#### [Task objective]
All records below must be retyped exactly.

(Data items)
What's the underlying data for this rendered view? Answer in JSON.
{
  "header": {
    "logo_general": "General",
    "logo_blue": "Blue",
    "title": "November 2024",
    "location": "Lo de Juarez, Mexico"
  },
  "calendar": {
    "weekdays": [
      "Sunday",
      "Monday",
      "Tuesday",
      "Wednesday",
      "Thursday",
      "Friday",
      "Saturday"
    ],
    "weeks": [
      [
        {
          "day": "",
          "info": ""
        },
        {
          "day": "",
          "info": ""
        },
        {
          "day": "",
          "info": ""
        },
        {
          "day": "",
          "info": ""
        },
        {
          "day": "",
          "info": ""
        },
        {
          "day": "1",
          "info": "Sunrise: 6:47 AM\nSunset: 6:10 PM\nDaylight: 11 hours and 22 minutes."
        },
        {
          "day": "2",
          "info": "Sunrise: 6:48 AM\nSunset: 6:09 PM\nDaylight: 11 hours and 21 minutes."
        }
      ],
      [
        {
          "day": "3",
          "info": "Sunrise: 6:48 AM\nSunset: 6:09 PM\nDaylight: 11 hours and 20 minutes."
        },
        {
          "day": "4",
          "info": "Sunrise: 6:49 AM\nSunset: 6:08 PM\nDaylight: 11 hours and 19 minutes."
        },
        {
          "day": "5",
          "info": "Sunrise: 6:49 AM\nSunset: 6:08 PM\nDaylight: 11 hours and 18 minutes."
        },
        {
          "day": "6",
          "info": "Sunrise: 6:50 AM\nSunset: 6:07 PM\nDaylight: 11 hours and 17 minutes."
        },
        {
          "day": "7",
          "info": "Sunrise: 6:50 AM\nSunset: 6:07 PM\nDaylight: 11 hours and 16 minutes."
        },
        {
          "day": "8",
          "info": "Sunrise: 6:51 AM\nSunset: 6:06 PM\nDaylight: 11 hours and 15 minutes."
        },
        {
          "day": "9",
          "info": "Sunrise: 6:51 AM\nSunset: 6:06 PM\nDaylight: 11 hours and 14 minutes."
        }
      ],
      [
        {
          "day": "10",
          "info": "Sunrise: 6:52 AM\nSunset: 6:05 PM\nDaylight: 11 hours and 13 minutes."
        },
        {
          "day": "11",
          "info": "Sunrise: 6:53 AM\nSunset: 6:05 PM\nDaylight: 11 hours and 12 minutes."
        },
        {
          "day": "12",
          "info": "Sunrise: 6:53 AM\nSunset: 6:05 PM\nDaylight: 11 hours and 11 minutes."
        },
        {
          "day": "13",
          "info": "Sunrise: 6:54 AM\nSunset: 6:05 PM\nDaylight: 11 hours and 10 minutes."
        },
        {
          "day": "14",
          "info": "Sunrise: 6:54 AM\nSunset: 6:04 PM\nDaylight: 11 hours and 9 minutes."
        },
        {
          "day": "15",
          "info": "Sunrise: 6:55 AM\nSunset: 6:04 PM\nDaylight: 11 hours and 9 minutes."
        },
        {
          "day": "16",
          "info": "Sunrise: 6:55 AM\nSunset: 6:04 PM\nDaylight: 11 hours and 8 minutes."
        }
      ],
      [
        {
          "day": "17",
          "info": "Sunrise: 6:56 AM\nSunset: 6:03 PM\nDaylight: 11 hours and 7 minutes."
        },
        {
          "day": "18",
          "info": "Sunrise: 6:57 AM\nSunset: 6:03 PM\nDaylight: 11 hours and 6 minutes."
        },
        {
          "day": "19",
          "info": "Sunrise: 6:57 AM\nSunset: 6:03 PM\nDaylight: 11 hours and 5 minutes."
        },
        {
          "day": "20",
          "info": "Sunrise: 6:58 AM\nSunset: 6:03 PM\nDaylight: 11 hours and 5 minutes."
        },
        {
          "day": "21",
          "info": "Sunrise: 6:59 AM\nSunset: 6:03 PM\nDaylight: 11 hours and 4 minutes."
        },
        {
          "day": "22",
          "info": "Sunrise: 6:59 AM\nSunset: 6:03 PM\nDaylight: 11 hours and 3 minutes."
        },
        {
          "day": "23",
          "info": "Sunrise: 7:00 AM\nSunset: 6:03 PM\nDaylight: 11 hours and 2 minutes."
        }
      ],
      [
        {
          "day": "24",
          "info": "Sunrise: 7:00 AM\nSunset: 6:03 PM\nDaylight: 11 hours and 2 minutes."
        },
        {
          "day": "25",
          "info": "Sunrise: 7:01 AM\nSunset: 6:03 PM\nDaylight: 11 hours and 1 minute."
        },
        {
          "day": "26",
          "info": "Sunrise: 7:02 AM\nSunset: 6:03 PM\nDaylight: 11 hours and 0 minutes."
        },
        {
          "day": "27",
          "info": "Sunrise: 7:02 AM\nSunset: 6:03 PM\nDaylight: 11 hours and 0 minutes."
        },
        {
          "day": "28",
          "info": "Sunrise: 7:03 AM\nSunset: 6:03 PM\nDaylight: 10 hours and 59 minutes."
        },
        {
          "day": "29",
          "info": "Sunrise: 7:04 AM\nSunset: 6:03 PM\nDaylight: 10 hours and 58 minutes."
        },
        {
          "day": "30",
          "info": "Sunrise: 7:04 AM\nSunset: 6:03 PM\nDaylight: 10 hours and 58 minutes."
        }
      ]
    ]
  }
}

#### [Final result]
What's the underlying data for this rendered view? Answer in JSON.
{
  "header": {
    "logo_general": "General",
    "logo_blue": "Blue",
    "title": "November 2024",
    "location": "Lo de Juarez, Mexico"
  },
  "calendar": {
    "weekdays": [
      "Sunday",
      "Monday",
      "Tuesday",
      "Wednesday",
      "Thursday",
      "Friday",
      "Saturday"
    ],
    "weeks": [
      [
        {
          "day": "",
          "info": ""
        },
        {
          "day": "",
          "info": ""
        },
        {
          "day": "",
          "info": ""
        },
        {
          "day": "",
          "info": ""
        },
        {
          "day": "",
          "info": ""
        },
        {
          "day": "1",
          "info": "Sunrise: 6:47 AM\nSunset: 6:10 PM\nDaylight: 11 hours and 22 minutes."
        },
        {
          "day": "2",
          "info": "Sunrise: 6:48 AM\nSunset: 6:09 PM\nDaylight: 11 hours and 21 minutes."
        }
      ],
      [
        {
          "day": "3",
          "info": "Sunrise: 6:48 AM\nSunset: 6:09 PM\nDaylight: 11 hours and 20 minutes."
        },
        {
          "day": "4",
          "info": "Sunrise: 6:49 AM\nSunset: 6:08 PM\nDaylight: 11 hours and 19 minutes."
        },
        {
          "day": "5",
          "info": "Sunrise: 6:49 AM\nSunset: 6:08 PM\nDaylight: 11 hours and 18 minutes."
        },
        {
          "day": "6",
          "info": "Sunrise: 6:50 AM\nSunset: 6:07 PM\nDaylight: 11 hours and 17 minutes."
        },
        {
          "day": "7",
          "info": "Sunrise: 6:50 AM\nSunset: 6:07 PM\nDaylight: 11 hours and 16 minutes."
        },
        {
          "day": "8",
          "info": "Sunrise: 6:51 AM\nSunset: 6:06 PM\nDaylight: 11 hours and 15 minutes."
        },
        {
          "day": "9",
          "info": "Sunrise: 6:51 AM\nSunset: 6:06 PM\nDaylight: 11 hours and 14 minutes."
        }
      ],
      [
        {
          "day": "10",
          "info": "Sunrise: 6:52 AM\nSunset: 6:05 PM\nDaylight: 11 hours and 13 minutes."
        },
        {
          "day": "11",
          "info": "Sunrise: 6:53 AM\nSunset: 6:05 PM\nDaylight: 11 hours and 12 minutes."
        },
        {
          "day": "12",
          "info": "Sunrise: 6:53 AM\nSunset: 6:05 PM\nDaylight: 11 hours and 11 minutes."
        },
        {
          "day": "13",
          "info": "Sunrise: 6:54 AM\nSunset: 6:05 PM\nDaylight: 11 hours and 10 minutes."
        },
        {
          "day": "14",
          "info": "Sunrise: 6:54 AM\nSunset: 6:04 PM\nDaylight: 11 hours and 9 minutes."
        },
        {
          "day": "15",
          "info": "Sunrise: 6:55 AM\nSunset: 6:04 PM\nDaylight: 11 hours and 9 minutes."
        },
        {
          "day": "16",
          "info": "Sunrise: 6:55 AM\nSunset: 6:04 PM\nDaylight: 11 hours and 8 minutes."
        }
      ],
      [
        {
          "day": "17",
          "info": "Sunrise: 6:56 AM\nSunset: 6:03 PM\nDaylight: 11 hours and 7 minutes."
        },
        {
          "day": "18",
          "info": "Sunrise: 6:57 AM\nSunset: 6:03 PM\nDaylight: 11 hours and 6 minutes."
        },
        {
          "day": "19",
          "info": "Sunrise: 6:57 AM\nSunset: 6:03 PM\nDaylight: 11 hours and 5 minutes."
        },
        {
          "day": "20",
          "info": "Sunrise: 6:58 AM\nSunset: 6:03 PM\nDaylight: 11 hours and 5 minutes."
        },
        {
          "day": "21",
          "info": "Sunrise: 6:59 AM\nSunset: 6:03 PM\nDaylight: 11 hours and 4 minutes."
        },
        {
          "day": "22",
          "info": "Sunrise: 6:59 AM\nSunset: 6:03 PM\nDaylight: 11 hours and 3 minutes."
        },
        {
          "day": "23",
          "info": "Sunrise: 7:00 AM\nSunset: 6:03 PM\nDaylight: 11 hours and 2 minutes."
        }
      ],
      [
        {
          "day": "24",
          "info": "Sunrise: 7:00 AM\nSunset: 6:03 PM\nDaylight: 11 hours and 2 minutes."
        },
        {
          "day": "25",
          "info": "Sunrise: 7:01 AM\nSunset: 6:03 PM\nDaylight: 11 hours and 1 minute."
        },
        {
          "day": "26",
          "info": "Sunrise: 7:02 AM\nSunset: 6:03 PM\nDaylight: 11 hours and 0 minutes."
        },
        {
          "day": "27",
          "info": "Sunrise: 7:02 AM\nSunset: 6:03 PM\nDaylight: 11 hours and 0 minutes."
        },
        {
          "day": "28",
          "info": "Sunrise: 7:03 AM\nSunset: 6:03 PM\nDaylight: 10 hours and 59 minutes."
        },
        {
          "day": "29",
          "info": "Sunrise: 7:04 AM\nSunset: 6:03 PM\nDaylight: 10 hours and 58 minutes."
        },
        {
          "day": "30",
          "info": "Sunrise: 7:04 AM\nSunset: 6:03 PM\nDaylight: 10 hours and 58 minutes."
        }
      ]
    ]
  }
}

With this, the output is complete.